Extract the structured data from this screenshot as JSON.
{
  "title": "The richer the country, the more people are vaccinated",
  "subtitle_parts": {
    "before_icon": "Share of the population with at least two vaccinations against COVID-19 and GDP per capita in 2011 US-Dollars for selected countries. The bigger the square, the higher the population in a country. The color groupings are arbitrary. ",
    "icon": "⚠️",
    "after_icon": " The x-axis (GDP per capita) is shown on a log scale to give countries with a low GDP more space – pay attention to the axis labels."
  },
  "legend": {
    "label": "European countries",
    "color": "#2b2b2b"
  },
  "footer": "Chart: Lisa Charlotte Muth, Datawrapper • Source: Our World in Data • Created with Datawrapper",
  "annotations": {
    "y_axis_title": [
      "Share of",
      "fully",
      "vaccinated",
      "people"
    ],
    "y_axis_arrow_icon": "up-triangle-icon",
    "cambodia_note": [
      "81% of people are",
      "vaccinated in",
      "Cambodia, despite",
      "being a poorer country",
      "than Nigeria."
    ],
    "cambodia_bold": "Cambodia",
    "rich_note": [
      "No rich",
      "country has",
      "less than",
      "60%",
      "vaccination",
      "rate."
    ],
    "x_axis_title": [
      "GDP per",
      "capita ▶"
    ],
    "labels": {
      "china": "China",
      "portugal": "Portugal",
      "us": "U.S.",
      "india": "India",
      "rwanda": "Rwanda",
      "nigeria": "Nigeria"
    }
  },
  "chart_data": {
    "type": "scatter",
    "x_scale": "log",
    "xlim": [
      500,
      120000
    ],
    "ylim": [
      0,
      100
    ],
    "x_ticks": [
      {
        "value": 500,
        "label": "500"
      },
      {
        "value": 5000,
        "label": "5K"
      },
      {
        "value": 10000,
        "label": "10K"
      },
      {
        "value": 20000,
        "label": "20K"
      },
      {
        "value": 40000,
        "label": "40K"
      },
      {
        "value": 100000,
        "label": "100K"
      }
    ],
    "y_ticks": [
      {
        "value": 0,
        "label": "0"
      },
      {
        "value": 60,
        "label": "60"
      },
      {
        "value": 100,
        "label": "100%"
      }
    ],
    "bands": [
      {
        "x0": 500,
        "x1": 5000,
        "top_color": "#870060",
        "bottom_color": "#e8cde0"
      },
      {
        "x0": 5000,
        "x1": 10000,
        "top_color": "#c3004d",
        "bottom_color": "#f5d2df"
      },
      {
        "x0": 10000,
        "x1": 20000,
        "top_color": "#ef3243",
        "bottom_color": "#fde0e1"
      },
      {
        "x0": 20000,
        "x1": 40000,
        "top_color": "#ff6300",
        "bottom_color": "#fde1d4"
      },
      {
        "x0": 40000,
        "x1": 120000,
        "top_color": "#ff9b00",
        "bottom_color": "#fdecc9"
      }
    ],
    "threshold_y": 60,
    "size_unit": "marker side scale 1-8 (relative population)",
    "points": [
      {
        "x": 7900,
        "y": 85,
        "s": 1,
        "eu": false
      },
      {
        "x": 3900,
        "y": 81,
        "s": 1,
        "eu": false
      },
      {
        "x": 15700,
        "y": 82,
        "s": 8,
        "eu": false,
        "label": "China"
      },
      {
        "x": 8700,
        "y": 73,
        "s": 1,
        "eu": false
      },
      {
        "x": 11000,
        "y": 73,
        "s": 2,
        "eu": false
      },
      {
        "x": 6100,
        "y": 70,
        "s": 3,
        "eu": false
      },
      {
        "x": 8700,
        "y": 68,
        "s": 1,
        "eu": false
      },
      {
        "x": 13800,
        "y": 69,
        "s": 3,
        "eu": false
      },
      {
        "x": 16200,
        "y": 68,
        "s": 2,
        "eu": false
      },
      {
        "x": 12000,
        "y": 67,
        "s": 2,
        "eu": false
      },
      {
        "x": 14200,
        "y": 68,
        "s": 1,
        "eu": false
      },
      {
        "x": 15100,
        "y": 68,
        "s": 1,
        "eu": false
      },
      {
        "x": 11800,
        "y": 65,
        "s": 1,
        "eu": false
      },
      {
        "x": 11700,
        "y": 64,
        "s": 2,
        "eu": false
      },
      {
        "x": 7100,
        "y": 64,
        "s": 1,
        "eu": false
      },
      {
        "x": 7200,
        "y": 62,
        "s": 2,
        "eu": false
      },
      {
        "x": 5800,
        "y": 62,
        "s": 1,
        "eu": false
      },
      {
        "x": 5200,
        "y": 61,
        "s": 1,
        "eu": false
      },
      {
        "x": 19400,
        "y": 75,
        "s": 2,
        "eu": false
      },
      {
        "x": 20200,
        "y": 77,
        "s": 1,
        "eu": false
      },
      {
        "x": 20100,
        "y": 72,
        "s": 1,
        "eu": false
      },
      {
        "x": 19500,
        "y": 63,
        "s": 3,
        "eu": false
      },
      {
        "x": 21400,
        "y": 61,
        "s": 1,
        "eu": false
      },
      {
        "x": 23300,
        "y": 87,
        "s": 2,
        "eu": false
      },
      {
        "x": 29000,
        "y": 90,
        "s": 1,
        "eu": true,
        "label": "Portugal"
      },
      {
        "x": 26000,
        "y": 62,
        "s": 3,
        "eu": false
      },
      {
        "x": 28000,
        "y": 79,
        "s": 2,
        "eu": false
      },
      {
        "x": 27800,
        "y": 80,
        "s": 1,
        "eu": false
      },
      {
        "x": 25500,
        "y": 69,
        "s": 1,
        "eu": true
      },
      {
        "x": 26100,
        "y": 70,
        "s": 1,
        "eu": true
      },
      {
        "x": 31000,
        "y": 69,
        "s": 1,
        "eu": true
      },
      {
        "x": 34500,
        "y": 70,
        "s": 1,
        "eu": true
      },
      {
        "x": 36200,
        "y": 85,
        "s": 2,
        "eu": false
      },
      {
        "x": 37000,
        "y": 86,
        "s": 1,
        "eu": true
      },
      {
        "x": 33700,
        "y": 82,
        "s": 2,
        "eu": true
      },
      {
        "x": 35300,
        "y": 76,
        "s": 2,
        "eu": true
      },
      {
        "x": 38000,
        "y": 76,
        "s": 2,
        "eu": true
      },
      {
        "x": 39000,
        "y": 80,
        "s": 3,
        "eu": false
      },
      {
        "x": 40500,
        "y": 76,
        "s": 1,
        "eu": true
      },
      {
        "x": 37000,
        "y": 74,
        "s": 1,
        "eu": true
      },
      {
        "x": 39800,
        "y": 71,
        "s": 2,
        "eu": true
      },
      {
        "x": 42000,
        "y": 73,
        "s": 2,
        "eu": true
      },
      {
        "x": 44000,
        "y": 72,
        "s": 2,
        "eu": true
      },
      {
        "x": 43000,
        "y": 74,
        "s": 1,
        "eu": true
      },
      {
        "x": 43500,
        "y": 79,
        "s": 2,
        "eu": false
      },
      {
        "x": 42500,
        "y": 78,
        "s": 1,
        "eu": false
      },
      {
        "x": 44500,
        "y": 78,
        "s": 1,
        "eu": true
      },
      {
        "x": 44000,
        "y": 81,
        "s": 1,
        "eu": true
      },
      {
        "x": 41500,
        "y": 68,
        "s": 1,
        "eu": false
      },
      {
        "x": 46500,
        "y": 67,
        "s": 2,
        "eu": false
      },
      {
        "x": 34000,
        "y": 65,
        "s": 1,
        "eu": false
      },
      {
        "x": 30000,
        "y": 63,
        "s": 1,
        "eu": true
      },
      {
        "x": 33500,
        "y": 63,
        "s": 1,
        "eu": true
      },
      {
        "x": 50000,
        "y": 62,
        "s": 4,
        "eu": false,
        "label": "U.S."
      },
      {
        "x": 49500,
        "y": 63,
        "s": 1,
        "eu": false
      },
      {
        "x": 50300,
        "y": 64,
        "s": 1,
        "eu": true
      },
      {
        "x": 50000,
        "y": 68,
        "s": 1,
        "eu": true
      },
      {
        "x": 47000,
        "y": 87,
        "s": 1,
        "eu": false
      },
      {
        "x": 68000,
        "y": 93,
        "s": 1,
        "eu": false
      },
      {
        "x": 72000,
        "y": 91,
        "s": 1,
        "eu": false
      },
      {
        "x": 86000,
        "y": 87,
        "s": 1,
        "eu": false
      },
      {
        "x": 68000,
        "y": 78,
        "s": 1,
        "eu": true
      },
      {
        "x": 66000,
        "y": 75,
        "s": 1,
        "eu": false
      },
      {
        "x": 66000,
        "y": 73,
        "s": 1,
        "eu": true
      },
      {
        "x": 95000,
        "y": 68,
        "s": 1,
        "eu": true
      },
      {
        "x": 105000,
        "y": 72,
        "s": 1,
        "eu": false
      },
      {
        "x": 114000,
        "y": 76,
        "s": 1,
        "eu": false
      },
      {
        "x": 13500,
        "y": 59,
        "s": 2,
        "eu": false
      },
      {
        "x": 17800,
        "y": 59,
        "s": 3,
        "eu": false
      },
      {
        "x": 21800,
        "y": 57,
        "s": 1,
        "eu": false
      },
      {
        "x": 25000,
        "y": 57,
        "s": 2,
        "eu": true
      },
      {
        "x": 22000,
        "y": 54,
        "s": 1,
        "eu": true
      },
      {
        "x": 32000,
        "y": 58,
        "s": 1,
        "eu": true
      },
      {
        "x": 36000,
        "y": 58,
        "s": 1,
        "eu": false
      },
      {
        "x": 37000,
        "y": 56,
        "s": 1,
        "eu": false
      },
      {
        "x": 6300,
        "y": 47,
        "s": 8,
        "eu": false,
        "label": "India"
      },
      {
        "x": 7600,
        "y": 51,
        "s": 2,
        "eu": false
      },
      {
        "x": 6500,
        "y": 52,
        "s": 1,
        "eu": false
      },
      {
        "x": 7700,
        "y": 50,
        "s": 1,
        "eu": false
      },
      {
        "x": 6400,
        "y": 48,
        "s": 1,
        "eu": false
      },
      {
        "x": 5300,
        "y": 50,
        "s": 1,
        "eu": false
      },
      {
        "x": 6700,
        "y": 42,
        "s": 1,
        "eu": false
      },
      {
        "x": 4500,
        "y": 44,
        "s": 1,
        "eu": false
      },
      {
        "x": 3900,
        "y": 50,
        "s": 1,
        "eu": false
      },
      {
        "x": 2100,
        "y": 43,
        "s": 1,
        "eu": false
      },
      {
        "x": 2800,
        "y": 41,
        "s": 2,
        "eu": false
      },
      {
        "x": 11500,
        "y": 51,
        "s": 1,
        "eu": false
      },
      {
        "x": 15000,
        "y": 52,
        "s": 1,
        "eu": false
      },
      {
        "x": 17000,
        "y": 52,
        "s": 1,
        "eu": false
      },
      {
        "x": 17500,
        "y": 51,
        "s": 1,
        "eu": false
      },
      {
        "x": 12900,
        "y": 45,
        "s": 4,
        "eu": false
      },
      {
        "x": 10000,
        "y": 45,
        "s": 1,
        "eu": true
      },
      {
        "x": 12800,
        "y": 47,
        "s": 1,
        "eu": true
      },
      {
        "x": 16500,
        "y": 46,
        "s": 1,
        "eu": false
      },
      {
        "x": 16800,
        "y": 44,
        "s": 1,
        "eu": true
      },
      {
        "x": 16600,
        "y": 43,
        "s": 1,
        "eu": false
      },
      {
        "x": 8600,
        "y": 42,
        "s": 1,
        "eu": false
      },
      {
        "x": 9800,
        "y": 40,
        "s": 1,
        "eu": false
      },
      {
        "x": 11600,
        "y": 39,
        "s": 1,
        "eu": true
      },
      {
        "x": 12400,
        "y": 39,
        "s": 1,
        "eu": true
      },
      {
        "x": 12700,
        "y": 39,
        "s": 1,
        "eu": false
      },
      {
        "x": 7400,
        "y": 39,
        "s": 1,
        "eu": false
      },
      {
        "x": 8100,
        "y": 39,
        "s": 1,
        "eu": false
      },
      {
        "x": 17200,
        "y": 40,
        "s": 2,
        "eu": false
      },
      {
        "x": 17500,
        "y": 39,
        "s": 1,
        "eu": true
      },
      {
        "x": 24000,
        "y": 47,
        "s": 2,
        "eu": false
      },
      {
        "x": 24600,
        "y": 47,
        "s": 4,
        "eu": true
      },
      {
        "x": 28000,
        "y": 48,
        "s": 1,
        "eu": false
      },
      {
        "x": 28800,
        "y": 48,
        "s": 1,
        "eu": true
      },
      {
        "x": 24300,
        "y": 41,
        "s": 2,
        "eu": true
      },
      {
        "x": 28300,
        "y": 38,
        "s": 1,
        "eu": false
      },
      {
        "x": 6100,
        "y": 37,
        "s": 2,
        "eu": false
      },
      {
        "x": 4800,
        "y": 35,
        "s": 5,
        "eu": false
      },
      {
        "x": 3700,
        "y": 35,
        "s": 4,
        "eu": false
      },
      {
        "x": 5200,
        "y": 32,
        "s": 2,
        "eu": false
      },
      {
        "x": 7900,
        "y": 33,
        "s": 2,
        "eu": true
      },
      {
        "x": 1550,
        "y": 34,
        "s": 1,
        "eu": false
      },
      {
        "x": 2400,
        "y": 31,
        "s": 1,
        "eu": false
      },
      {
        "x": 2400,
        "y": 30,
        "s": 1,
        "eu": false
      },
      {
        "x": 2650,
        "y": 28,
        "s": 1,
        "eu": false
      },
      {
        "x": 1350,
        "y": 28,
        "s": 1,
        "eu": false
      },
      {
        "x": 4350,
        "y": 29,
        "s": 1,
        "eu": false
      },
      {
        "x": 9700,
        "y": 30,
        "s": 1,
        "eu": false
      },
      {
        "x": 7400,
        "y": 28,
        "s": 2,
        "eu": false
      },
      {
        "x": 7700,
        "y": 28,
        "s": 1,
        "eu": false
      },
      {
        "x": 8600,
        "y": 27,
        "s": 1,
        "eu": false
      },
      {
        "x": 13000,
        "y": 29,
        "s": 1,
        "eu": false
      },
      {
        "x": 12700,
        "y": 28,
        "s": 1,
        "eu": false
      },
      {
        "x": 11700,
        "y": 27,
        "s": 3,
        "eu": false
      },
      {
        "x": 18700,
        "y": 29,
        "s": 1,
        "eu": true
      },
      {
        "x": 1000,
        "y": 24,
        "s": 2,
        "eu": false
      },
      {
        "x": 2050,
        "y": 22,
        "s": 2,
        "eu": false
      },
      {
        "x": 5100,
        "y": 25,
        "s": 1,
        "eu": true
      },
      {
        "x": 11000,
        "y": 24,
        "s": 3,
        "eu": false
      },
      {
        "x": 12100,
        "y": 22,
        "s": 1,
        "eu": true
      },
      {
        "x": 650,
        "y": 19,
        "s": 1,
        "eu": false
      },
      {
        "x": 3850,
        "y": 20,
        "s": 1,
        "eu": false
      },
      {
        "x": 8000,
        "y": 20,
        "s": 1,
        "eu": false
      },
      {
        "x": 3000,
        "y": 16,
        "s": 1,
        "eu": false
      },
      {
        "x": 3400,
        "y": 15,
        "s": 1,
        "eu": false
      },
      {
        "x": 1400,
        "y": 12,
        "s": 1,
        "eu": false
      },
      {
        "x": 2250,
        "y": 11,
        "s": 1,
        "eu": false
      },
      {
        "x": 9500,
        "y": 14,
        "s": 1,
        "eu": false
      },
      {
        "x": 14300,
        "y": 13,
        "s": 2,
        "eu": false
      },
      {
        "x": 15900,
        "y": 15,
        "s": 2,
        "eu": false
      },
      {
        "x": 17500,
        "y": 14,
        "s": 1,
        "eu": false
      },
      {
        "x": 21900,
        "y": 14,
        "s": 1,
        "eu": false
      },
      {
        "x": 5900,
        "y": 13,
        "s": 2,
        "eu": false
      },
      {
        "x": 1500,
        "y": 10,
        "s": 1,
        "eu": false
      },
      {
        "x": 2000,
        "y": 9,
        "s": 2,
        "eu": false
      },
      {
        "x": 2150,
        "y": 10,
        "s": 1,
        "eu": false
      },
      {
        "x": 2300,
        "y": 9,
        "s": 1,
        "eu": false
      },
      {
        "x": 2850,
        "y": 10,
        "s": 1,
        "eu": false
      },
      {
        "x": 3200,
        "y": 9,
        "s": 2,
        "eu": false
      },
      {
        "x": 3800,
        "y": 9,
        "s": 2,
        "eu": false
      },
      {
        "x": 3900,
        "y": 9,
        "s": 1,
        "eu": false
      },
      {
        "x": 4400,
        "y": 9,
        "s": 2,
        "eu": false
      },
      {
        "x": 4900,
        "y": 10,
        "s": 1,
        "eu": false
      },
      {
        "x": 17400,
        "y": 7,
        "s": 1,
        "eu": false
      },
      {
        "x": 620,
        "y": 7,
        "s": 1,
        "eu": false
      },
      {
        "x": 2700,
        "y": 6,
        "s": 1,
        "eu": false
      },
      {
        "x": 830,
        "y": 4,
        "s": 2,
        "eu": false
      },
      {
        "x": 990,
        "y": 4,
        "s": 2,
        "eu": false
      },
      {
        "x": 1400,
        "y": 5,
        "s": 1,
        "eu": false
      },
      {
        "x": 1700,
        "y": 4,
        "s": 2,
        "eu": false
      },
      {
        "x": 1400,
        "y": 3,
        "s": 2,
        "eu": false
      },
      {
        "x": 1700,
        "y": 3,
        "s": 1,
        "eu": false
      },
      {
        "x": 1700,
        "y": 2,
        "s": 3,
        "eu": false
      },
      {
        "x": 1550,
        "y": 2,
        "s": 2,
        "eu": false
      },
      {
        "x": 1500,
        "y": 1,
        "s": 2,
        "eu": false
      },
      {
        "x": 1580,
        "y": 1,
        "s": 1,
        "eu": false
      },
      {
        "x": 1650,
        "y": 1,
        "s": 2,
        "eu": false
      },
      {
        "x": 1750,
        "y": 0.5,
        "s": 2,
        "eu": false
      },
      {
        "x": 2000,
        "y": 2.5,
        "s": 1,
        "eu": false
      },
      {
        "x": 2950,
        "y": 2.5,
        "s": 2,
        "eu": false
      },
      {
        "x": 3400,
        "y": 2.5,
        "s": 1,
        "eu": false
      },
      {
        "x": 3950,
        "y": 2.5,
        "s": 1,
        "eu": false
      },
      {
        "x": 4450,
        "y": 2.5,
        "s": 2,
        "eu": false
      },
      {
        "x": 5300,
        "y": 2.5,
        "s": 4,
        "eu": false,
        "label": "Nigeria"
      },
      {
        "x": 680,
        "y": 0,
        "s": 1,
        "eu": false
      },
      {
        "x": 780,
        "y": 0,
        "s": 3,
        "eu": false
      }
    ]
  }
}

--------

Exercise description:
List the lines of the entries that include "vaccinated".

Result of the exercise:
  "title": "The richer the country, the more people are vaccinated",
      "vaccinated",
      "vaccinated in",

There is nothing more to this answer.